*Written request*. Which lines include the word "refresh"? Copy each of them.

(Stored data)
:::

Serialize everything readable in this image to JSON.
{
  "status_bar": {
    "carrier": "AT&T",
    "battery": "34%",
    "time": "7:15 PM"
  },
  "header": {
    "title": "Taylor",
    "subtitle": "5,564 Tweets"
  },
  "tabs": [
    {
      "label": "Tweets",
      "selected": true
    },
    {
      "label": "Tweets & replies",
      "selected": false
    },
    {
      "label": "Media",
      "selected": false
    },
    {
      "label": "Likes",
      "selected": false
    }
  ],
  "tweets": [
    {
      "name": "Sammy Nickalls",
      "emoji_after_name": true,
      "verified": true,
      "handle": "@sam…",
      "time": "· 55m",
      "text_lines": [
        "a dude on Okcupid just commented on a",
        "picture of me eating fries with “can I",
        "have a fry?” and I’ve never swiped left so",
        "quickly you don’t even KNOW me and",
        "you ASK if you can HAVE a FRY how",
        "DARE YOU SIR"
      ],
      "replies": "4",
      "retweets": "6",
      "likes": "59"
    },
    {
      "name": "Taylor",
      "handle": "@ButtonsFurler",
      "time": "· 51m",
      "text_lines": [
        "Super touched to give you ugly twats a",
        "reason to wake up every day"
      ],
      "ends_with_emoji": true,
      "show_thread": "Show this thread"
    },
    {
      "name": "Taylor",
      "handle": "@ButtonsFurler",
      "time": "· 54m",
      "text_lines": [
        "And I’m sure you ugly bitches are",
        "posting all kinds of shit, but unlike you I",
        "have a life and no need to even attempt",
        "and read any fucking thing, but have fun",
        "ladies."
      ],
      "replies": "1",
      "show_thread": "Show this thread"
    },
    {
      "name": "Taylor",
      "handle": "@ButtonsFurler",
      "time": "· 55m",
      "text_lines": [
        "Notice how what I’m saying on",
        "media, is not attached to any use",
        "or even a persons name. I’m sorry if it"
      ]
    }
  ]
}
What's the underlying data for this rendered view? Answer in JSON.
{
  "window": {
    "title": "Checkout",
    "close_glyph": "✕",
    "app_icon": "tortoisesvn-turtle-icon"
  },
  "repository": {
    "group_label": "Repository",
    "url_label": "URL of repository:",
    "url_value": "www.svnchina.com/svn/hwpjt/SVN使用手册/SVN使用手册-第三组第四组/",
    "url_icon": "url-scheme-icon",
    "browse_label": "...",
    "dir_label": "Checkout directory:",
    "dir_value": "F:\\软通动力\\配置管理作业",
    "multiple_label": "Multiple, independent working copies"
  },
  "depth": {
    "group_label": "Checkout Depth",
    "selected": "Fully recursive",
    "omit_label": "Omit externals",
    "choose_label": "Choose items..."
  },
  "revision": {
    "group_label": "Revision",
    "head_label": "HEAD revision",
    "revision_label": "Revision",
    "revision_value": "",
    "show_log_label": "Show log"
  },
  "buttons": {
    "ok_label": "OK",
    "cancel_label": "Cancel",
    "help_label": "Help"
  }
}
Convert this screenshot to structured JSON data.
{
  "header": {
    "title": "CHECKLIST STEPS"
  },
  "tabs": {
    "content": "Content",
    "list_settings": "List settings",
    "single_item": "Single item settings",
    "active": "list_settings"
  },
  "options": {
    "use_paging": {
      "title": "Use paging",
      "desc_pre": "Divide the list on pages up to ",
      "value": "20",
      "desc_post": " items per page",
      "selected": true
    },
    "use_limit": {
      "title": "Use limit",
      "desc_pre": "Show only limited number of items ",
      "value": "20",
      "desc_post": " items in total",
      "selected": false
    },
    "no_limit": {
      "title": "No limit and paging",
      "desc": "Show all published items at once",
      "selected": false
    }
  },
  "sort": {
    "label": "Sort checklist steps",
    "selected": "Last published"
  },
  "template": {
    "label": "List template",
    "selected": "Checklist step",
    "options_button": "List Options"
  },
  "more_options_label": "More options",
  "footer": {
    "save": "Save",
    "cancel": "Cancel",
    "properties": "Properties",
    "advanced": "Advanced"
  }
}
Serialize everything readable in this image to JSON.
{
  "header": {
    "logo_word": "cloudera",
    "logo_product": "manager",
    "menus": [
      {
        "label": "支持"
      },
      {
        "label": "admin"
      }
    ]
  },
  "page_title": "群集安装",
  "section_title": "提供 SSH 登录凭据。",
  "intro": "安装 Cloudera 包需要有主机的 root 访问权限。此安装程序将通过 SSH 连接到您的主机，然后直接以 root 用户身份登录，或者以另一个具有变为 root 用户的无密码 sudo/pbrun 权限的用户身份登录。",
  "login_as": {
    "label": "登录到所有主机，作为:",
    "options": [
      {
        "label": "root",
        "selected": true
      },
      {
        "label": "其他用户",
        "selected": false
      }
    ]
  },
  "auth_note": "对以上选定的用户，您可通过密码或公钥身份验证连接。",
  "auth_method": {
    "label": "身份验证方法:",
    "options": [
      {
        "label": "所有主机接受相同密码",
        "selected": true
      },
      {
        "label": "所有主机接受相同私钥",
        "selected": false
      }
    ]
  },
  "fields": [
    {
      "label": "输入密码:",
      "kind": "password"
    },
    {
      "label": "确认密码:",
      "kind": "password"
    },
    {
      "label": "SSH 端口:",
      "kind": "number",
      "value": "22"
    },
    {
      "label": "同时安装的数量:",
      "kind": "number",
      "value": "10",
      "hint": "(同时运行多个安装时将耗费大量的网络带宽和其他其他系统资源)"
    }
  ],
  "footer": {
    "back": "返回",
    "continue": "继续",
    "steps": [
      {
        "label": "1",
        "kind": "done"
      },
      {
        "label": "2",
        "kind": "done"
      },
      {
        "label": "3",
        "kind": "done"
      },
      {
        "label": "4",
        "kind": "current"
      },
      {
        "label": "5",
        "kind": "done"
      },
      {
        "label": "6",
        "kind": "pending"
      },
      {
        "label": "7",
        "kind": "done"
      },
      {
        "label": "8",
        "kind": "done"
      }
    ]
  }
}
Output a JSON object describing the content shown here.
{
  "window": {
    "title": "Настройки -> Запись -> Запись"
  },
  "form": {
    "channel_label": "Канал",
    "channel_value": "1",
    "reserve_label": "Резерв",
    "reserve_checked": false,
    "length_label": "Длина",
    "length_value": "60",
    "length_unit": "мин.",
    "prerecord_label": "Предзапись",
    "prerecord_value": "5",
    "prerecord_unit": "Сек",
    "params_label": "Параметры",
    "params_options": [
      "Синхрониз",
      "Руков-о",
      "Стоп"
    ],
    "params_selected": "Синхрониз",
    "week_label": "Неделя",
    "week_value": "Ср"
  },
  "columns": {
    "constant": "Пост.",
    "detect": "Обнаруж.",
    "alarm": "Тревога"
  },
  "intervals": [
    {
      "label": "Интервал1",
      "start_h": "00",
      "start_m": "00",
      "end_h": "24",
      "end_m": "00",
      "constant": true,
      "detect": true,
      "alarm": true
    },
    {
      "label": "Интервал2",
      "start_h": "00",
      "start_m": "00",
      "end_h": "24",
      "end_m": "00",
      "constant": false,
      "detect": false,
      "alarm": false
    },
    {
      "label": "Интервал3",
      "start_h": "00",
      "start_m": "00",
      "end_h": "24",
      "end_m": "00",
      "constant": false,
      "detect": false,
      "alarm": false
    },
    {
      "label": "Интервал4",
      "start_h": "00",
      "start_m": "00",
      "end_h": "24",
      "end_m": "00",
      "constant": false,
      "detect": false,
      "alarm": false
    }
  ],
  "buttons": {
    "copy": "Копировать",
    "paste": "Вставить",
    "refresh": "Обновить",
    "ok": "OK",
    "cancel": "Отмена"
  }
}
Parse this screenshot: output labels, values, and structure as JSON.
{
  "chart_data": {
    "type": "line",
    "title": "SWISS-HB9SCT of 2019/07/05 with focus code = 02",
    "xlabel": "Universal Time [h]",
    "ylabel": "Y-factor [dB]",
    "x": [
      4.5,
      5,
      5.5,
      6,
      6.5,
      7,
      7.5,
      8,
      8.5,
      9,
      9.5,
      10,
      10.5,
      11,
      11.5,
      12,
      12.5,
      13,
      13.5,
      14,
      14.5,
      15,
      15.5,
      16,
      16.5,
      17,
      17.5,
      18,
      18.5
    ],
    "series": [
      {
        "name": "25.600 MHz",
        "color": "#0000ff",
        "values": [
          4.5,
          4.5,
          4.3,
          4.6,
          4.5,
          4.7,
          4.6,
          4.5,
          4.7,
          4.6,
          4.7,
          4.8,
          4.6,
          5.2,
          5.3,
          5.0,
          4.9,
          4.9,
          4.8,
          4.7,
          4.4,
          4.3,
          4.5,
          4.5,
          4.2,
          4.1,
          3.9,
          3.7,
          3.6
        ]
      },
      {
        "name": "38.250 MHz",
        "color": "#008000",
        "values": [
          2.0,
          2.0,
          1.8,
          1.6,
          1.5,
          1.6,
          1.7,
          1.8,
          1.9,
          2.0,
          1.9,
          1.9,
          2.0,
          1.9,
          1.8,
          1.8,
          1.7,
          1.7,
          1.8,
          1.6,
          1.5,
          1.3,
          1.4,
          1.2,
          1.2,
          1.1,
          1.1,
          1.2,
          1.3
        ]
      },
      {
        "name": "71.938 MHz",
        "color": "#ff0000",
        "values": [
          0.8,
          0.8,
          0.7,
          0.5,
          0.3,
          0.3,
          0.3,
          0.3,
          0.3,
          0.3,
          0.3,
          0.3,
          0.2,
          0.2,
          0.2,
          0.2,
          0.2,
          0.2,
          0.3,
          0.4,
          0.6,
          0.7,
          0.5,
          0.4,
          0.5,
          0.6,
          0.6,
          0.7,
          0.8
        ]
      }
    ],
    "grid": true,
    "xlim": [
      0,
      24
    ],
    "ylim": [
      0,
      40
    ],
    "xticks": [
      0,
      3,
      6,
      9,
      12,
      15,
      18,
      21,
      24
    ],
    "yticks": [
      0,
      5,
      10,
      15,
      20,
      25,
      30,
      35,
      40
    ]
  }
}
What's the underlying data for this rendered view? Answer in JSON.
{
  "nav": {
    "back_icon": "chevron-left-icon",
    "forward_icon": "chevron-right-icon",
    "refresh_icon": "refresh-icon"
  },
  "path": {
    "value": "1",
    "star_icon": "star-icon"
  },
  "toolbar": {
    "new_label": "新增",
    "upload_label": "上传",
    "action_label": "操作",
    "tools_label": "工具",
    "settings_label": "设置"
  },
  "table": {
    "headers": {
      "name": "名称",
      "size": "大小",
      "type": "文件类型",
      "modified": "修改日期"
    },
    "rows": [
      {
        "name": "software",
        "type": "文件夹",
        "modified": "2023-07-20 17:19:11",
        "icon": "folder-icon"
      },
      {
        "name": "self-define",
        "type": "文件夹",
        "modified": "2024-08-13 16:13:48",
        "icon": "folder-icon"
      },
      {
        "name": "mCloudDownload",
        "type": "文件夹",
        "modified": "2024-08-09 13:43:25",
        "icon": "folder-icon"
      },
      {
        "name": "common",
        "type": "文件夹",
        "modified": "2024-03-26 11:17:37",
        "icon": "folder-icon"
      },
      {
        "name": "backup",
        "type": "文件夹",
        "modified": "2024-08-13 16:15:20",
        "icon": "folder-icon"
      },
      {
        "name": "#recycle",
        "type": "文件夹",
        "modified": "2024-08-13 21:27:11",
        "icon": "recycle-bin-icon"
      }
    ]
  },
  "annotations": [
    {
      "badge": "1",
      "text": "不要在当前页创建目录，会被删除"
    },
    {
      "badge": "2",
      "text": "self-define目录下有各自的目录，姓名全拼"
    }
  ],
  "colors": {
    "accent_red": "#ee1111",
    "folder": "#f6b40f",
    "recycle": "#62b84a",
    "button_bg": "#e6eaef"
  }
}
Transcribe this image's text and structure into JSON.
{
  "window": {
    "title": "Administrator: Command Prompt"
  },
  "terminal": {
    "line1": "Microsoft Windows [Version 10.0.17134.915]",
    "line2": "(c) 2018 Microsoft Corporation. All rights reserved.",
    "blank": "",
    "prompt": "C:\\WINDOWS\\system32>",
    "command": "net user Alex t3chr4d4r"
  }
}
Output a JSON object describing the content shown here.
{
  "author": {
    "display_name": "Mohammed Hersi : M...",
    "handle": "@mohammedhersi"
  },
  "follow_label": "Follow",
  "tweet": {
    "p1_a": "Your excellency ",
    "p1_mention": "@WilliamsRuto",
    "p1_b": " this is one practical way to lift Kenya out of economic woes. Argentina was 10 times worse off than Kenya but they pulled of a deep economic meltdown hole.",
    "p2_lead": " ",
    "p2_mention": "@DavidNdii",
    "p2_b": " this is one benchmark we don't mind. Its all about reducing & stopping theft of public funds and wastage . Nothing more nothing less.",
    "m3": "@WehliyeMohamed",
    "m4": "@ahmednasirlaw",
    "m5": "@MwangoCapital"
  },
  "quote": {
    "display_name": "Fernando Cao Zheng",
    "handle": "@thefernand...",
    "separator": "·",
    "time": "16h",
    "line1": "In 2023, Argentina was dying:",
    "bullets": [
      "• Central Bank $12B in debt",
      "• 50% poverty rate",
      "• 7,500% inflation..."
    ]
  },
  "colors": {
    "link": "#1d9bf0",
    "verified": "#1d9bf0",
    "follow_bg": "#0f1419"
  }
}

:::

*Output of the task*.
    "refresh": "Обновить",
    "refresh_icon": "refresh-icon"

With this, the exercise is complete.